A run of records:
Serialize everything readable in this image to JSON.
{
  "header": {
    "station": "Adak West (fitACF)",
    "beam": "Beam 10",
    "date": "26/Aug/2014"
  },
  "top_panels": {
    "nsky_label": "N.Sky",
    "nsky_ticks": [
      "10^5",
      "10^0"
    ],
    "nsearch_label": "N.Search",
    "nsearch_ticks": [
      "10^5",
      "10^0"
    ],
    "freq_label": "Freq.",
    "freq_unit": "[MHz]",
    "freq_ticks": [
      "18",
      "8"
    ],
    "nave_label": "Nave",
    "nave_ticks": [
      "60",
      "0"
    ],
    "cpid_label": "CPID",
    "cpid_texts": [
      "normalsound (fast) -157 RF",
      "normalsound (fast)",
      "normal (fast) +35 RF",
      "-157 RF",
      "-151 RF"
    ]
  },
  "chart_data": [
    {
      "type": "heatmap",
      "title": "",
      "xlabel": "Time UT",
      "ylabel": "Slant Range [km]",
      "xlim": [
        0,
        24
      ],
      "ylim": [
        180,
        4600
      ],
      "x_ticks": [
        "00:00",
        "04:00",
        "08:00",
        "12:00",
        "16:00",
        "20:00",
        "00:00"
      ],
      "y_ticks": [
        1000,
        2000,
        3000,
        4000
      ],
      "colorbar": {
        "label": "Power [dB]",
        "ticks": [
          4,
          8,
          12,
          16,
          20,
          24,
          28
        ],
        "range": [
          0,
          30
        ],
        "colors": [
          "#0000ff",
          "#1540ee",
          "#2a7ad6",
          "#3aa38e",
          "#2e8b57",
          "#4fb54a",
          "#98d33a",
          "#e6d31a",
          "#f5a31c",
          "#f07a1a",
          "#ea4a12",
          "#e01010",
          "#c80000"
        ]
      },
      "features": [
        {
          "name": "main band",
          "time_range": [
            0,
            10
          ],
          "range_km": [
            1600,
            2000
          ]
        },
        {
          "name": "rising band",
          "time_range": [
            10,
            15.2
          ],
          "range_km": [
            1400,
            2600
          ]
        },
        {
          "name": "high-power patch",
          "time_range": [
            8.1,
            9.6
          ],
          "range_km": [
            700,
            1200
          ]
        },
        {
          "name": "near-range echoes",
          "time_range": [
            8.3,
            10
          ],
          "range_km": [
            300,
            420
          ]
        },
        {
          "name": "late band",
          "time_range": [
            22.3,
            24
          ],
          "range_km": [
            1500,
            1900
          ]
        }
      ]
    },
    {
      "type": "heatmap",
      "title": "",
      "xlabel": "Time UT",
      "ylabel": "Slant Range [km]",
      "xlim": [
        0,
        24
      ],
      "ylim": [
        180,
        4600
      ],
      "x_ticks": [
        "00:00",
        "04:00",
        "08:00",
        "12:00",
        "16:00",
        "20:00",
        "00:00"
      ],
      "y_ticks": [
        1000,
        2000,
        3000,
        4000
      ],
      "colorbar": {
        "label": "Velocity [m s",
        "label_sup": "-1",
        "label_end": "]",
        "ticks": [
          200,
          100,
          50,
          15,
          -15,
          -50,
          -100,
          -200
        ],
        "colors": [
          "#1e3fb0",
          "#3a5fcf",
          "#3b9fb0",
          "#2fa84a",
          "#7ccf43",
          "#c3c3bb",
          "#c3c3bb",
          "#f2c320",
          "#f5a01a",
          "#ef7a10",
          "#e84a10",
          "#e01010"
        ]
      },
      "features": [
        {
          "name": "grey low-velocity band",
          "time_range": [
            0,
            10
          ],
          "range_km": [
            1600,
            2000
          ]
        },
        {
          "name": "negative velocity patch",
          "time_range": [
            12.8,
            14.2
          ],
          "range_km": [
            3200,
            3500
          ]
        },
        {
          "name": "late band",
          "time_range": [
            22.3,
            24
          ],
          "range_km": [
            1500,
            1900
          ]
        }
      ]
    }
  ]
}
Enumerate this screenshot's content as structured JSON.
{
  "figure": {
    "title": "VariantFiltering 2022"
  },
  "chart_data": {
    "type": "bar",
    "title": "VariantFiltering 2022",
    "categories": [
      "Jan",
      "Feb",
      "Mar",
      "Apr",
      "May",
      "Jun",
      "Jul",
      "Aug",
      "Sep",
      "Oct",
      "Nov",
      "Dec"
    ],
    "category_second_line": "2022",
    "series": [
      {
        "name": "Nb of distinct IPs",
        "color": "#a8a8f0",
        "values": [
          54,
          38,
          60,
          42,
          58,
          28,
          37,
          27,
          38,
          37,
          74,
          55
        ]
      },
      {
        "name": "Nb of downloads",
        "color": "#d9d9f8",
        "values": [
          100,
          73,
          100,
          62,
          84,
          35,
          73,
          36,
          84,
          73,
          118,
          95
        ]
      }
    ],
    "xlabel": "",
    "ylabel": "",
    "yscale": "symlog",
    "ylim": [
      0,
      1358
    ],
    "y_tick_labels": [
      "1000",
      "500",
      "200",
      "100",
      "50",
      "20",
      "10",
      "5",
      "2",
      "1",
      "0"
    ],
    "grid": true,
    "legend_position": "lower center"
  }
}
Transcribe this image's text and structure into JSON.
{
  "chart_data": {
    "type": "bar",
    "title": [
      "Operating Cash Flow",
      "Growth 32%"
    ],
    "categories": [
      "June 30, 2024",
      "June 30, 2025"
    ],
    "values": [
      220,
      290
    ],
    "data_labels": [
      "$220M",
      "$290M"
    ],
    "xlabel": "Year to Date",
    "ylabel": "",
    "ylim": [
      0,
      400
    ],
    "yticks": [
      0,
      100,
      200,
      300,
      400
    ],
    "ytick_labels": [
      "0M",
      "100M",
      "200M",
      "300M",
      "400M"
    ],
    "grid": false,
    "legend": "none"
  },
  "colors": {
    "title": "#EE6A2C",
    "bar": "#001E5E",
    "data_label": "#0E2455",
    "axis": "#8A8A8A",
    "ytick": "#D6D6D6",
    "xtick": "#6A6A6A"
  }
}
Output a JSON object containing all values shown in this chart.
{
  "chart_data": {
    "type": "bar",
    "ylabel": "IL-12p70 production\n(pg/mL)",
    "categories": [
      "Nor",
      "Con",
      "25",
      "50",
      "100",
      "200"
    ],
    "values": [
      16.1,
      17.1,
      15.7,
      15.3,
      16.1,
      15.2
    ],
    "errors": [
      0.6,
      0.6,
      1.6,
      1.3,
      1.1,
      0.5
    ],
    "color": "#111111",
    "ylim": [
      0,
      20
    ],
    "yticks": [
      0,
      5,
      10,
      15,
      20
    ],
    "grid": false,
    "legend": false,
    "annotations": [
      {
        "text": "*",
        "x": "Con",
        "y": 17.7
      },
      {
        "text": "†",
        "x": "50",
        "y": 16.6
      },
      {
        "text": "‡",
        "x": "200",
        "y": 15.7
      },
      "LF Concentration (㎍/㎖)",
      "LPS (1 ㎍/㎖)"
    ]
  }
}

What you should do
Find the lines above that include the string "JSON" and copy them.

Correct response
Serialize everything readable in this image to JSON.
Enumerate this screenshot's content as structured JSON.
Transcribe this image's text and structure into JSON.
Output a JSON object containing all values shown in this chart.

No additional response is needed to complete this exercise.